» **What the task asks**: Search the listing for "vessels" and copy every line where it appears.

» **Raw data**:
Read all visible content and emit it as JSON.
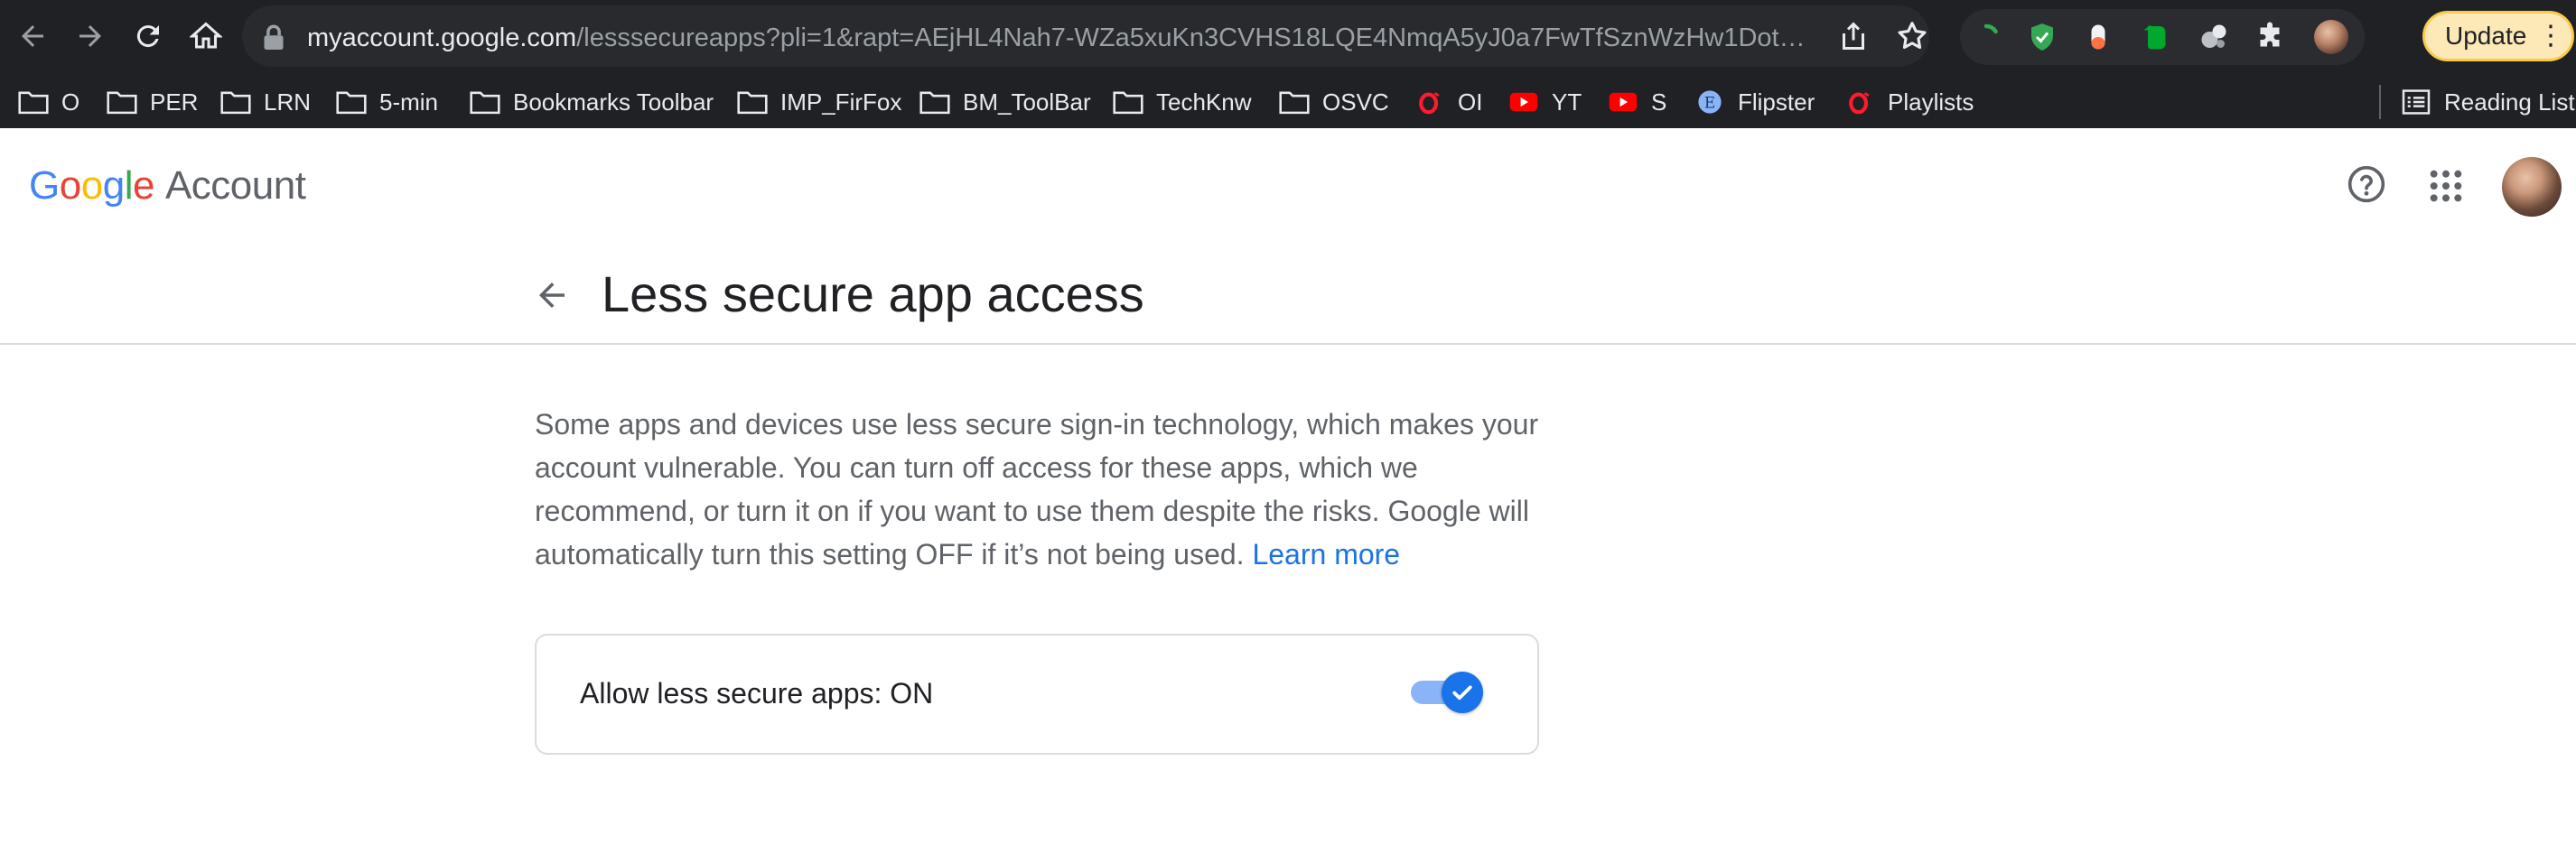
{
  "colors": {
    "accent": "#1a73e8",
    "chrome_bg": "#202124",
    "update_border": "#fbc94b"
  },
  "browser": {
    "url_host": "myaccount.google.com",
    "url_rest": "/lesssecureapps?pli=1&rapt=AEjHL4Nah7-WZa5xuKn3CVHS18LQE4NmqA5yJ0a7FwTfSznWzHw1Dot…",
    "update_label": "Update",
    "extensions": [
      "loading-icon",
      "shield-check-icon",
      "pill-icon",
      "evernote-icon",
      "multi-ball-icon",
      "puzzle-icon",
      "profile-avatar-icon"
    ]
  },
  "bookmarks": {
    "items": [
      {
        "label": "O",
        "icon": "folder-icon"
      },
      {
        "label": "PER",
        "icon": "folder-icon"
      },
      {
        "label": "LRN",
        "icon": "folder-icon"
      },
      {
        "label": "5-min",
        "icon": "folder-icon"
      },
      {
        "label": "Bookmarks Toolbar",
        "icon": "folder-icon"
      },
      {
        "label": "IMP_FirFox",
        "icon": "folder-icon"
      },
      {
        "label": "BM_ToolBar",
        "icon": "folder-icon"
      },
      {
        "label": "TechKnw",
        "icon": "folder-icon"
      },
      {
        "label": "OSVC",
        "icon": "folder-icon"
      },
      {
        "label": "OI",
        "icon": "opera-icon"
      },
      {
        "label": "YT",
        "icon": "youtube-icon"
      },
      {
        "label": "S",
        "icon": "youtube-icon"
      },
      {
        "label": "Flipster",
        "icon": "flipster-icon"
      },
      {
        "label": "Playlists",
        "icon": "opera-icon"
      }
    ],
    "reading_list": "Reading List"
  },
  "header": {
    "logo_g1": "G",
    "logo_o1": "o",
    "logo_o2": "o",
    "logo_g2": "g",
    "logo_l": "l",
    "logo_e": "e",
    "product": "Account"
  },
  "page": {
    "title": "Less secure app access",
    "description": "Some apps and devices use less secure sign-in technology, which makes your account vulnerable. You can turn off access for these apps, which we recommend, or turn it on if you want to use them despite the risks. Google will automatically turn this setting OFF if it’s not being used.",
    "learn_more": "Learn more"
  },
  "setting": {
    "label": "Allow less secure apps: ON",
    "enabled": true
  }
}
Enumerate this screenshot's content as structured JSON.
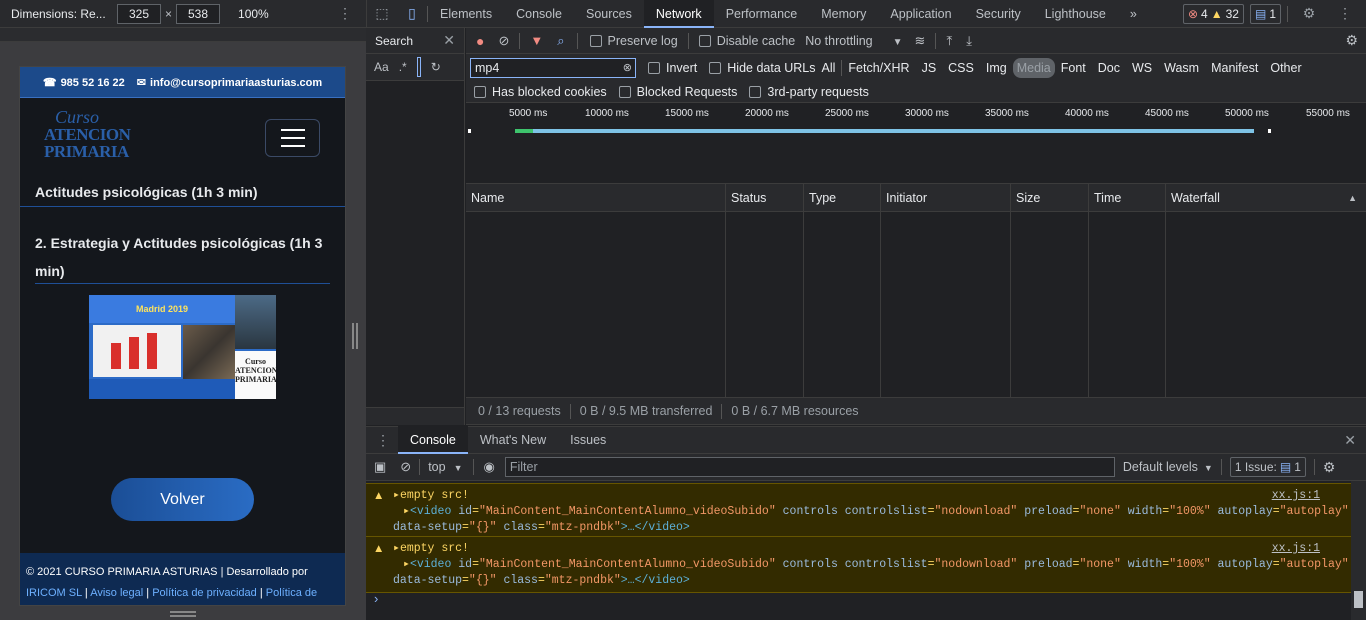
{
  "device_toolbar": {
    "dimensions_label": "Dimensions: Re...",
    "width": "325",
    "x": "×",
    "height": "538",
    "zoom": "100%",
    "more": "⋮"
  },
  "site": {
    "phone": "985 52 16 22",
    "email": "info@cursoprimariaasturias.com",
    "logo": {
      "line1": "Curso",
      "line2": "ATENCION",
      "line3": "PRIMARIA"
    },
    "section1": "Actitudes psicológicas (1h 3 min)",
    "section2": "2. Estrategia y Actitudes psicológicas (1h 3 min)",
    "thumb": {
      "title": "Madrid 2019",
      "logo": "Curso ATENCION PRIMARIA"
    },
    "button": "Volver",
    "footer": {
      "copyright": "© 2021 CURSO PRIMARIA ASTURIAS",
      "sep": "|",
      "dev": "Desarrollado por",
      "dev_link": "IRICOM SL",
      "aviso": "Aviso legal",
      "privacidad": "Política de privacidad",
      "cookies": "Política de cookies"
    }
  },
  "devtools": {
    "tabs": [
      "Elements",
      "Console",
      "Sources",
      "Network",
      "Performance",
      "Memory",
      "Application",
      "Security",
      "Lighthouse"
    ],
    "more_tabs": "»",
    "errors": "4",
    "warnings": "32",
    "issues": "1"
  },
  "search_panel": {
    "title": "Search",
    "aa": "Aa",
    "regex": ".*"
  },
  "network": {
    "preserve_log": "Preserve log",
    "disable_cache": "Disable cache",
    "throttling": "No throttling",
    "filter_value": "mp4",
    "invert": "Invert",
    "hide_data_urls": "Hide data URLs",
    "types": [
      "All",
      "Fetch/XHR",
      "JS",
      "CSS",
      "Img",
      "Media",
      "Font",
      "Doc",
      "WS",
      "Wasm",
      "Manifest",
      "Other"
    ],
    "selected_type": "Media",
    "blocked_cookies": "Has blocked cookies",
    "blocked_requests": "Blocked Requests",
    "third_party": "3rd-party requests",
    "ticks": [
      "5000 ms",
      "10000 ms",
      "15000 ms",
      "20000 ms",
      "25000 ms",
      "30000 ms",
      "35000 ms",
      "40000 ms",
      "45000 ms",
      "50000 ms",
      "55000 ms"
    ],
    "columns": [
      "Name",
      "Status",
      "Type",
      "Initiator",
      "Size",
      "Time",
      "Waterfall"
    ],
    "status": {
      "requests": "0 / 13 requests",
      "transferred": "0 B / 9.5 MB transferred",
      "resources": "0 B / 6.7 MB resources"
    }
  },
  "drawer": {
    "tabs": [
      "Console",
      "What's New",
      "Issues"
    ],
    "context": "top",
    "filter_placeholder": "Filter",
    "levels": "Default levels",
    "issues_label": "1 Issue:",
    "issues_count": "1"
  },
  "console_messages": [
    {
      "text": "empty src!",
      "source": "xx.js:1",
      "tag_open": "<video",
      "id_attr": "id",
      "id_val": "\"MainContent_MainContentAlumno_videoSubido\"",
      "attrs1": "controls controlslist",
      "cl_val": "\"nodownload\"",
      "preload": "preload",
      "preload_val": "\"none\"",
      "width": "width",
      "width_val": "\"100%\"",
      "autoplay": "autoplay",
      "autoplay_val": "\"autoplay\"",
      "data_setup": "data-setup",
      "data_setup_val": "\"{}\"",
      "class": "class",
      "class_val": "\"mtz-pndbk\"",
      "close": ">…</video>"
    },
    {
      "text": "empty src!",
      "source": "xx.js:1",
      "tag_open": "<video",
      "id_attr": "id",
      "id_val": "\"MainContent_MainContentAlumno_videoSubido\"",
      "attrs1": "controls controlslist",
      "cl_val": "\"nodownload\"",
      "preload": "preload",
      "preload_val": "\"none\"",
      "width": "width",
      "width_val": "\"100%\"",
      "autoplay": "autoplay",
      "autoplay_val": "\"autoplay\"",
      "data_setup": "data-setup",
      "data_setup_val": "\"{}\"",
      "class": "class",
      "class_val": "\"mtz-pndbk\"",
      "close": ">…</video>"
    }
  ],
  "colors": {
    "accent": "#8ab4f8",
    "warning_bg": "#332b00",
    "site_blue": "#1c4a8a"
  }
}
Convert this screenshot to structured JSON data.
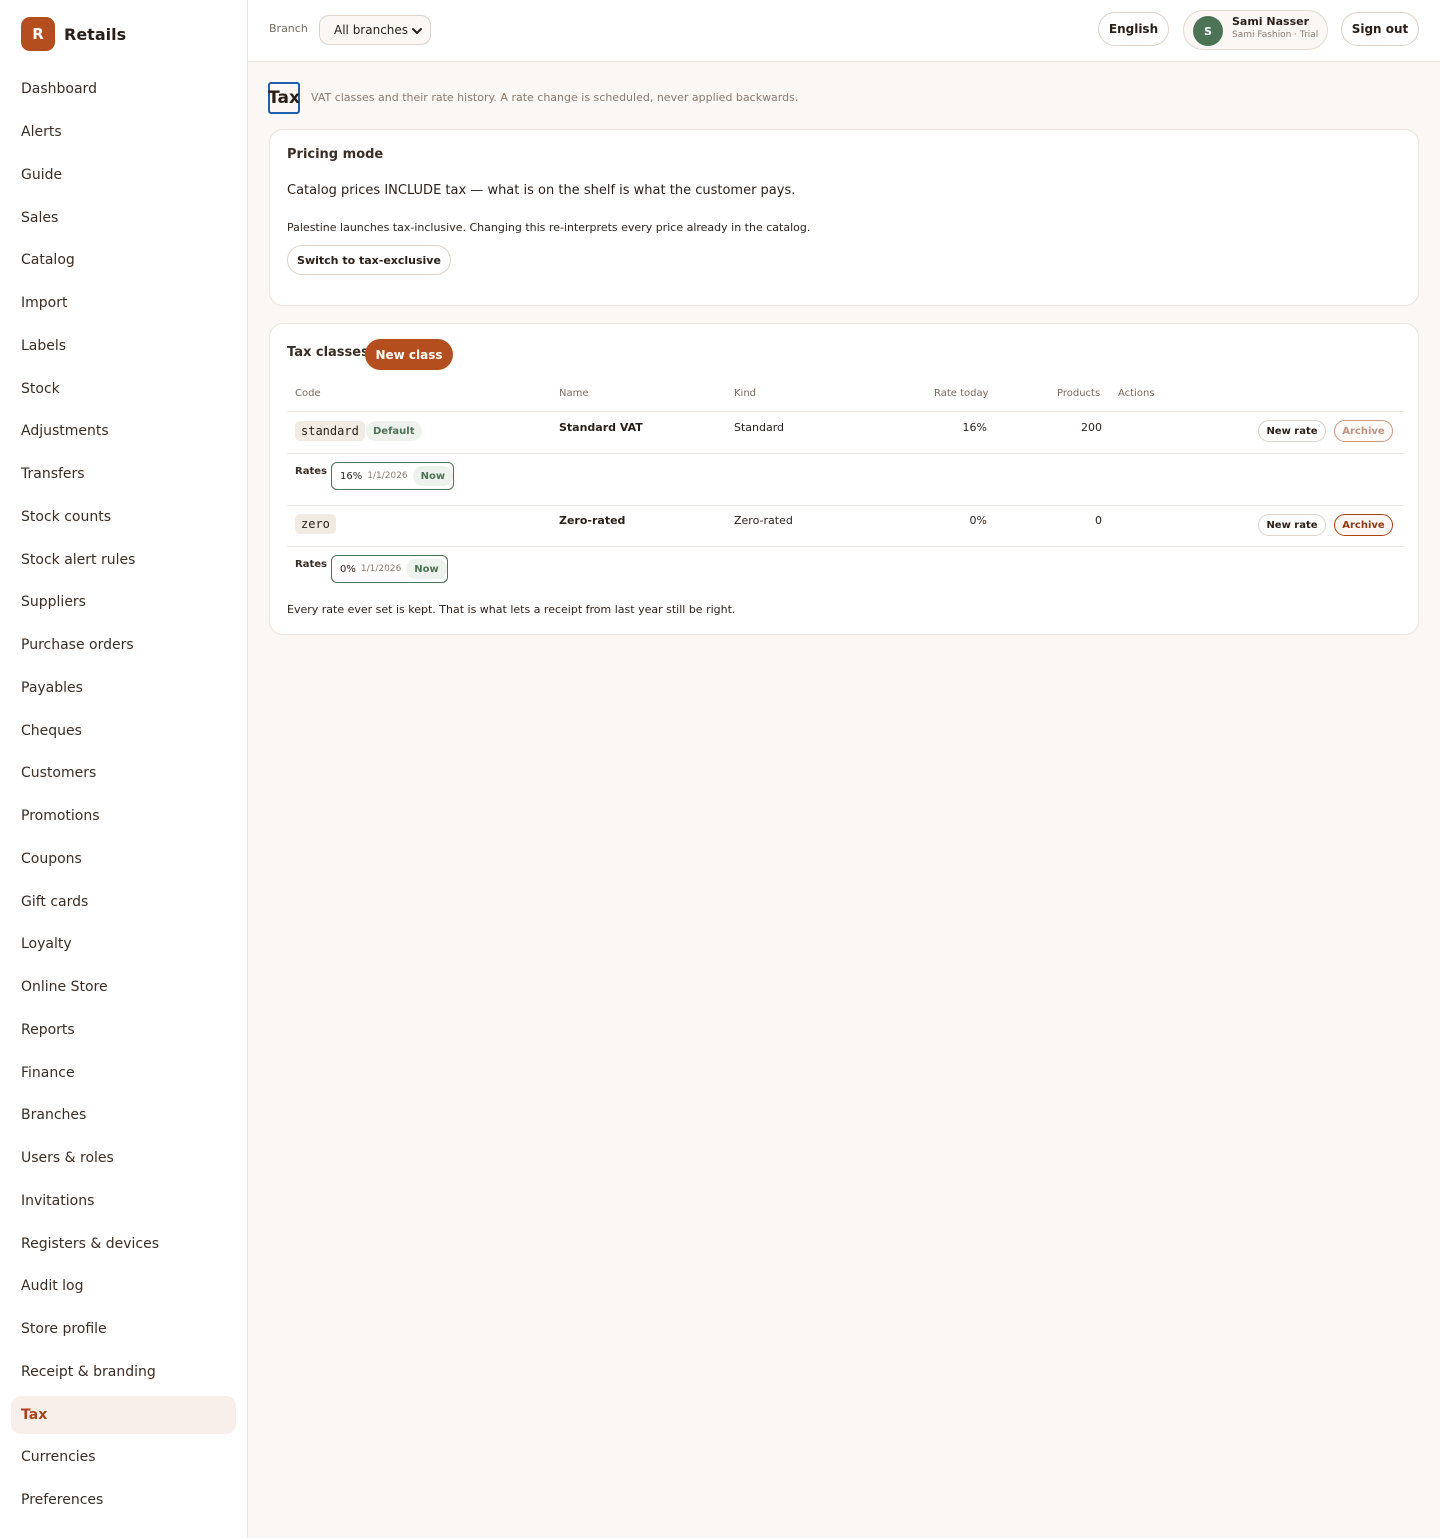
{
  "app": {
    "logo_letter": "R",
    "name": "Retails"
  },
  "sidebar": {
    "items": [
      {
        "label": "Dashboard"
      },
      {
        "label": "Alerts"
      },
      {
        "label": "Guide"
      },
      {
        "label": "Sales"
      },
      {
        "label": "Catalog"
      },
      {
        "label": "Import"
      },
      {
        "label": "Labels"
      },
      {
        "label": "Stock"
      },
      {
        "label": "Adjustments"
      },
      {
        "label": "Transfers"
      },
      {
        "label": "Stock counts"
      },
      {
        "label": "Stock alert rules"
      },
      {
        "label": "Suppliers"
      },
      {
        "label": "Purchase orders"
      },
      {
        "label": "Payables"
      },
      {
        "label": "Cheques"
      },
      {
        "label": "Customers"
      },
      {
        "label": "Promotions"
      },
      {
        "label": "Coupons"
      },
      {
        "label": "Gift cards"
      },
      {
        "label": "Loyalty"
      },
      {
        "label": "Online Store"
      },
      {
        "label": "Reports"
      },
      {
        "label": "Finance"
      },
      {
        "label": "Branches"
      },
      {
        "label": "Users & roles"
      },
      {
        "label": "Invitations"
      },
      {
        "label": "Registers & devices"
      },
      {
        "label": "Audit log"
      },
      {
        "label": "Store profile"
      },
      {
        "label": "Receipt & branding"
      },
      {
        "label": "Tax",
        "active": true
      },
      {
        "label": "Currencies"
      },
      {
        "label": "Preferences"
      }
    ]
  },
  "topbar": {
    "branch_label": "Branch",
    "branch_value": "All branches",
    "language_label": "English",
    "user": {
      "initial": "S",
      "name": "Sami Nasser",
      "subtitle": "Sami Fashion · Trial"
    },
    "signout_label": "Sign out"
  },
  "page": {
    "title": "Tax",
    "subtitle": "VAT classes and their rate history. A rate change is scheduled, never applied backwards."
  },
  "pricing": {
    "title": "Pricing mode",
    "mode_text": "Catalog prices INCLUDE tax — what is on the shelf is what the customer pays.",
    "note": "Palestine launches tax-inclusive. Changing this re-interprets every price already in the catalog.",
    "switch_label": "Switch to tax-exclusive"
  },
  "tax_classes": {
    "title": "Tax classes",
    "new_class_label": "New class",
    "columns": {
      "code": "Code",
      "name": "Name",
      "kind": "Kind",
      "rate_today": "Rate today",
      "products": "Products",
      "actions": "Actions"
    },
    "rows": [
      {
        "code": "standard",
        "default_badge": "Default",
        "name": "Standard VAT",
        "kind": "Standard",
        "rate_today": "16%",
        "products": "200",
        "new_rate_label": "New rate",
        "archive_label": "Archive",
        "rates_label": "Rates",
        "rates": [
          {
            "value": "16%",
            "date": "1/1/2026",
            "status": "Now"
          }
        ]
      },
      {
        "code": "zero",
        "name": "Zero-rated",
        "kind": "Zero-rated",
        "rate_today": "0%",
        "products": "0",
        "new_rate_label": "New rate",
        "archive_label": "Archive",
        "rates_label": "Rates",
        "rates": [
          {
            "value": "0%",
            "date": "1/1/2026",
            "status": "Now"
          }
        ]
      }
    ],
    "footnote": "Every rate ever set is kept. That is what lets a receipt from last year still be right."
  },
  "colors": {
    "accent": "#b54e1e",
    "success": "#4d7356",
    "background": "#faf7f4",
    "focus": "#1f5fae"
  }
}
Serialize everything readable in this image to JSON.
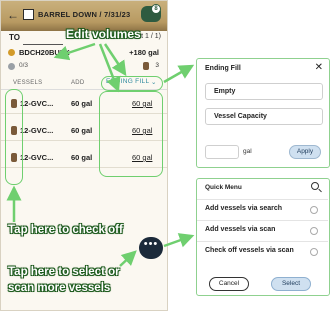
{
  "header": {
    "back_icon": "arrow-left-icon",
    "title": "BARREL DOWN / 7/31/23",
    "sync_badge": "8"
  },
  "to_row": {
    "label": "TO",
    "lot": "Lot 1 / 1)"
  },
  "bulk": {
    "name": "BDCH20BULK",
    "amount": "+180 gal"
  },
  "counts": {
    "left": "0/3",
    "right": "3"
  },
  "columns": {
    "vessels": "VESSELS",
    "add": "ADD",
    "ending_fill": "ENDING FILL",
    "chevron": "⌄"
  },
  "vessels": [
    {
      "name": "12-GVC...",
      "add": "60 gal",
      "fill": "60 gal"
    },
    {
      "name": "12-GVC...",
      "add": "60 gal",
      "fill": "60 gal"
    },
    {
      "name": "12-GVC...",
      "add": "60 gal",
      "fill": "60 gal"
    }
  ],
  "fab": {
    "label": "•••"
  },
  "annotations": {
    "edit": "Edit volumes",
    "check": "Tap here to check off",
    "scan_line1": "Tap here to select or",
    "scan_line2": "scan more vessels"
  },
  "ending_fill_panel": {
    "title": "Ending Fill",
    "close": "✕",
    "option1": "Empty",
    "option2": "Vessel Capacity",
    "gal_label": "gal",
    "apply": "Apply"
  },
  "quick_menu": {
    "title": "Quick Menu",
    "items": [
      "Add vessels via search",
      "Add vessels via scan",
      "Check off vessels via scan"
    ],
    "cancel": "Cancel",
    "select": "Select"
  },
  "colors": {
    "highlight": "#6fcf6f",
    "accent": "#2f8a9e",
    "fab": "#1b2a3a"
  }
}
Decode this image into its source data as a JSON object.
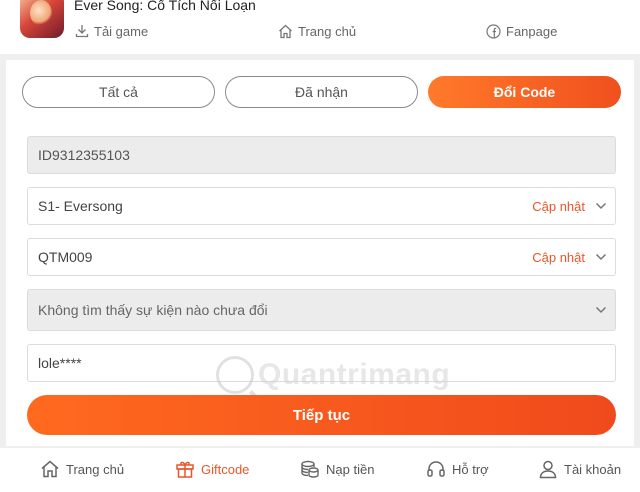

» **Correct answer**:
    "vessels": "VESSELS",
  "vessels": [
    "scan_line2": "scan more vessels"
      "Add vessels via search",
      "Add vessels via scan",
      "Check off vessels via scan"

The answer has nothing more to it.